Information shown
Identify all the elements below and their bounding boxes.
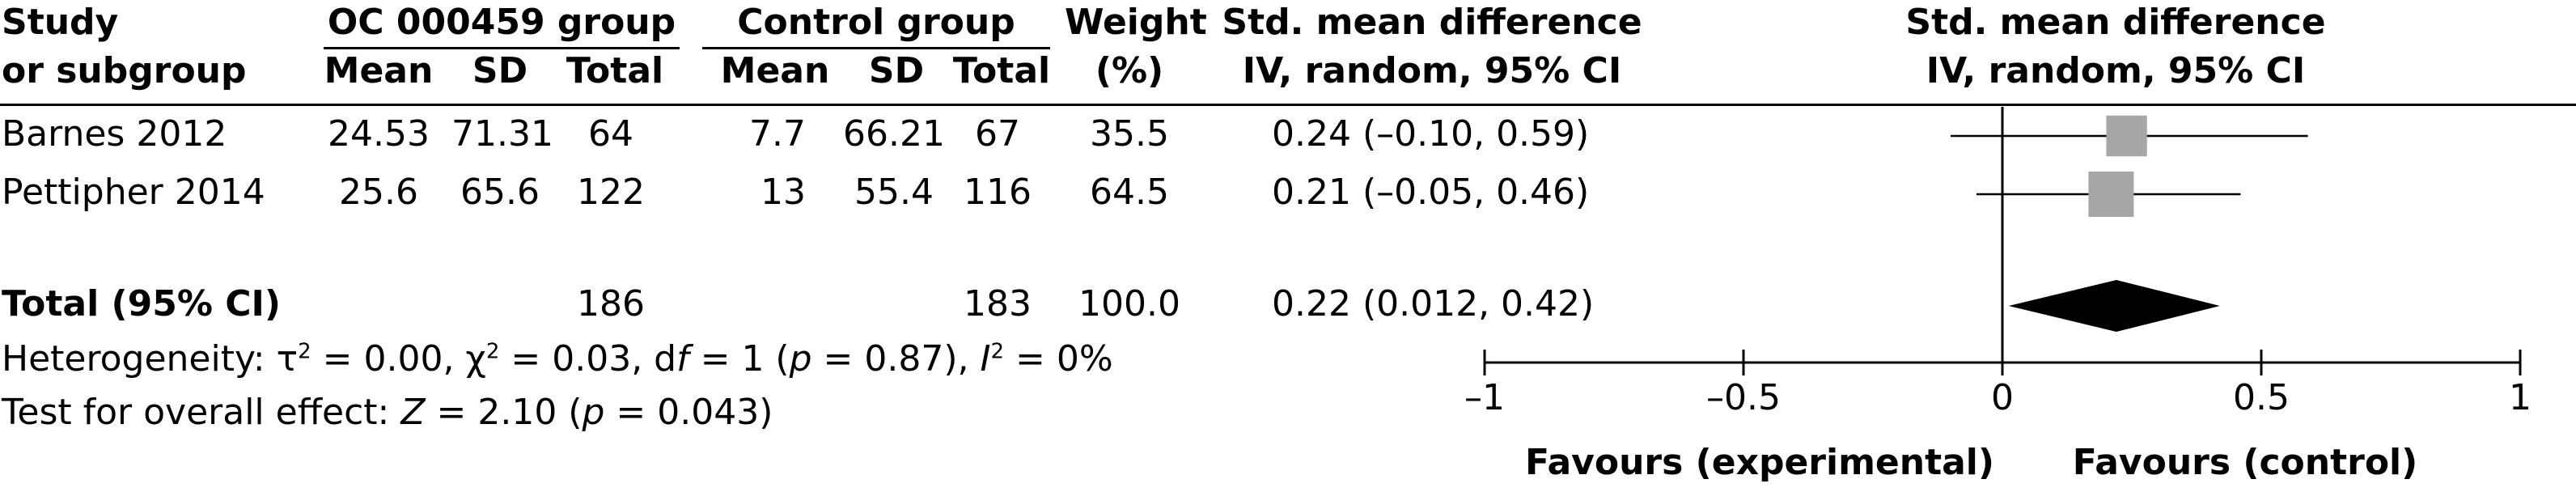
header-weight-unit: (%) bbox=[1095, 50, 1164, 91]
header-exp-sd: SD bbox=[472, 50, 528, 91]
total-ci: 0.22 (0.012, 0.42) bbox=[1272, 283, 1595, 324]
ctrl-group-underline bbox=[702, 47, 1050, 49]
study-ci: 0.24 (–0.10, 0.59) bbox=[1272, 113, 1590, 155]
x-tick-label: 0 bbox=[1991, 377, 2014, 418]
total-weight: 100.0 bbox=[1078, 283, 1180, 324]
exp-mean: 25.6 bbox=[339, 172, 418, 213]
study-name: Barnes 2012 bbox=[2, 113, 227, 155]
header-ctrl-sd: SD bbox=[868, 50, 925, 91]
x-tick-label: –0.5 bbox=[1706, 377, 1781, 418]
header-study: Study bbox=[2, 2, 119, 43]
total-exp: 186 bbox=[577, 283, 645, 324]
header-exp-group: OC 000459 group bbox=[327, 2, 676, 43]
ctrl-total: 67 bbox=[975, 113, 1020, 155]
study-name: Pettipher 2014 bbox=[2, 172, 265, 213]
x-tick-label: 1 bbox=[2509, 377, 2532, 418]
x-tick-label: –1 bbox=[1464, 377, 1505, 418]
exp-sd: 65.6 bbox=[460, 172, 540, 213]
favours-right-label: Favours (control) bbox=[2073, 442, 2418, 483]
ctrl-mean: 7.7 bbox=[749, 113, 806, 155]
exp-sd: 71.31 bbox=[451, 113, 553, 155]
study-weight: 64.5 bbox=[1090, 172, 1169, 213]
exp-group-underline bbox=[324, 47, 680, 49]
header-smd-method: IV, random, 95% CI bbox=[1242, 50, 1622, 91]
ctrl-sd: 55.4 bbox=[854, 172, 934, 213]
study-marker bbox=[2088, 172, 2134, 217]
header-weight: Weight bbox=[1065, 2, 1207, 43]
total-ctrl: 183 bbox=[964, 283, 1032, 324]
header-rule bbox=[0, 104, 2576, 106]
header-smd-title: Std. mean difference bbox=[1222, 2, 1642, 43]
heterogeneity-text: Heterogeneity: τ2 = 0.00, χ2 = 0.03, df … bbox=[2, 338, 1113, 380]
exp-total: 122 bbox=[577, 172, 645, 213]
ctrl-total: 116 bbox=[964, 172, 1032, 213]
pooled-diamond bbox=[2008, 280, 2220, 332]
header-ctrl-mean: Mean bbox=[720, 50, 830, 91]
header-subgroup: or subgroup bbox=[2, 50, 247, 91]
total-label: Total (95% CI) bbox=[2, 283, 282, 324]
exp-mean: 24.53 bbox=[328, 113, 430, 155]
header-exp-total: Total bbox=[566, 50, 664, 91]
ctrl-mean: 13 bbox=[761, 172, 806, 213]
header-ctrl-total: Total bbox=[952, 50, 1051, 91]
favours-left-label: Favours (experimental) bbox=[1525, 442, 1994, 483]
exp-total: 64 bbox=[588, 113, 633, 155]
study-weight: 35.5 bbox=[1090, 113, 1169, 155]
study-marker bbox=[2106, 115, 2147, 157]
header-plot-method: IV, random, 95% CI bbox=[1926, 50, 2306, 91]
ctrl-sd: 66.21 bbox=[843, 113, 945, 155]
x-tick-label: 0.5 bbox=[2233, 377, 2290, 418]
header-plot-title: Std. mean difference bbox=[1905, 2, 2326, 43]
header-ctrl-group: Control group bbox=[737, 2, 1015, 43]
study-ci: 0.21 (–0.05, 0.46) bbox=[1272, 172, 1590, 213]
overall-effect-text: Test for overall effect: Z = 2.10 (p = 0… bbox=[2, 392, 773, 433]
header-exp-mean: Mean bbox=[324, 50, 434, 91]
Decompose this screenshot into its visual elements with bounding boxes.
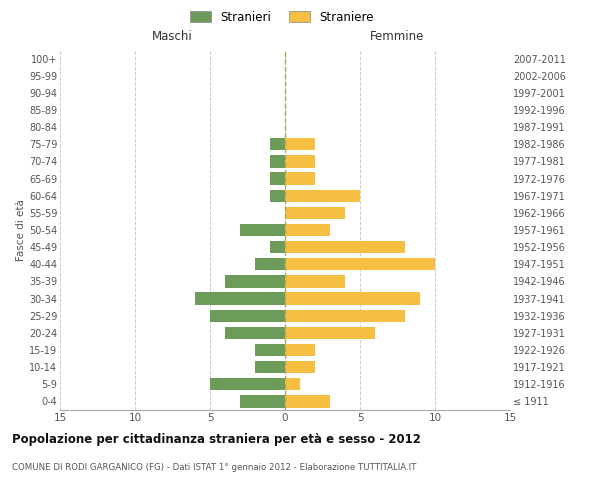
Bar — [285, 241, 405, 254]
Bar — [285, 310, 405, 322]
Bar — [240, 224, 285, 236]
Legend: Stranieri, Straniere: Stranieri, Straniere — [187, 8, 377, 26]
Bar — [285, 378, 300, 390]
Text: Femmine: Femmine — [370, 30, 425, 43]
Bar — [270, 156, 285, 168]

Work required
Please copy out all the records above, substituting "pixel coordinates" for every "bounding boxes" and changing nothing else. Leave the pictures out.

Solution to this task
Identify all the elements below and their pixel coordinates.
header-weight-unit: (%) bbox=[1095, 50, 1164, 91]
header-exp-sd: SD bbox=[472, 50, 528, 91]
total-ci: 0.22 (0.012, 0.42) bbox=[1272, 283, 1595, 324]
ctrl-group-underline bbox=[702, 47, 1050, 49]
study-ci: 0.24 (–0.10, 0.59) bbox=[1272, 113, 1590, 155]
x-tick-label: 0 bbox=[1991, 377, 2014, 418]
total-weight: 100.0 bbox=[1078, 283, 1180, 324]
exp-mean: 25.6 bbox=[339, 172, 418, 213]
study-name: Barnes 2012 bbox=[2, 113, 227, 155]
header-ctrl-sd: SD bbox=[868, 50, 925, 91]
x-tick-label: –0.5 bbox=[1706, 377, 1781, 418]
header-study: Study bbox=[2, 2, 119, 43]
total-exp: 186 bbox=[577, 283, 645, 324]
header-exp-group: OC 000459 group bbox=[327, 2, 676, 43]
ctrl-total: 67 bbox=[975, 113, 1020, 155]
study-name: Pettipher 2014 bbox=[2, 172, 265, 213]
x-tick-label: 1 bbox=[2509, 377, 2532, 418]
x-tick-label: –1 bbox=[1464, 377, 1505, 418]
exp-sd: 65.6 bbox=[460, 172, 540, 213]
favours-right-label: Favours (control) bbox=[2073, 442, 2418, 483]
ctrl-mean: 7.7 bbox=[749, 113, 806, 155]
exp-sd: 71.31 bbox=[451, 113, 553, 155]
study-weight: 64.5 bbox=[1090, 172, 1169, 213]
exp-group-underline bbox=[324, 47, 680, 49]
header-smd-method: IV, random, 95% CI bbox=[1242, 50, 1622, 91]
ctrl-sd: 55.4 bbox=[854, 172, 934, 213]
study-marker bbox=[2088, 172, 2134, 217]
header-weight: Weight bbox=[1065, 2, 1207, 43]
total-ctrl: 183 bbox=[964, 283, 1032, 324]
header-rule bbox=[0, 104, 2576, 106]
header-smd-title: Std. mean difference bbox=[1222, 2, 1642, 43]
heterogeneity-text: Heterogeneity: τ2 = 0.00, χ2 = 0.03, df … bbox=[2, 338, 1113, 380]
exp-total: 122 bbox=[577, 172, 645, 213]
ctrl-total: 116 bbox=[964, 172, 1032, 213]
pooled-diamond bbox=[2008, 280, 2220, 332]
header-ctrl-mean: Mean bbox=[720, 50, 830, 91]
header-subgroup: or subgroup bbox=[2, 50, 247, 91]
total-label: Total (95% CI) bbox=[2, 283, 282, 324]
exp-mean: 24.53 bbox=[328, 113, 430, 155]
header-exp-total: Total bbox=[566, 50, 664, 91]
ctrl-mean: 13 bbox=[761, 172, 806, 213]
header-ctrl-total: Total bbox=[952, 50, 1051, 91]
favours-left-label: Favours (experimental) bbox=[1525, 442, 1994, 483]
exp-total: 64 bbox=[588, 113, 633, 155]
study-weight: 35.5 bbox=[1090, 113, 1169, 155]
study-marker bbox=[2106, 115, 2147, 157]
header-plot-method: IV, random, 95% CI bbox=[1926, 50, 2306, 91]
ctrl-sd: 66.21 bbox=[843, 113, 945, 155]
x-tick-label: 0.5 bbox=[2233, 377, 2290, 418]
header-plot-title: Std. mean difference bbox=[1905, 2, 2326, 43]
header-ctrl-group: Control group bbox=[737, 2, 1015, 43]
study-ci: 0.21 (–0.05, 0.46) bbox=[1272, 172, 1590, 213]
overall-effect-text: Test for overall effect: Z = 2.10 (p = 0… bbox=[2, 392, 773, 433]
header-exp-mean: Mean bbox=[324, 50, 434, 91]
Decompose this screenshot into its visual elements with pixel coordinates.
Bar — [285, 241, 405, 254]
Bar — [285, 310, 405, 322]
Bar — [240, 224, 285, 236]
Legend: Stranieri, Straniere: Stranieri, Straniere — [187, 8, 377, 26]
Bar — [285, 378, 300, 390]
Text: Femmine: Femmine — [370, 30, 425, 43]
Bar — [270, 156, 285, 168]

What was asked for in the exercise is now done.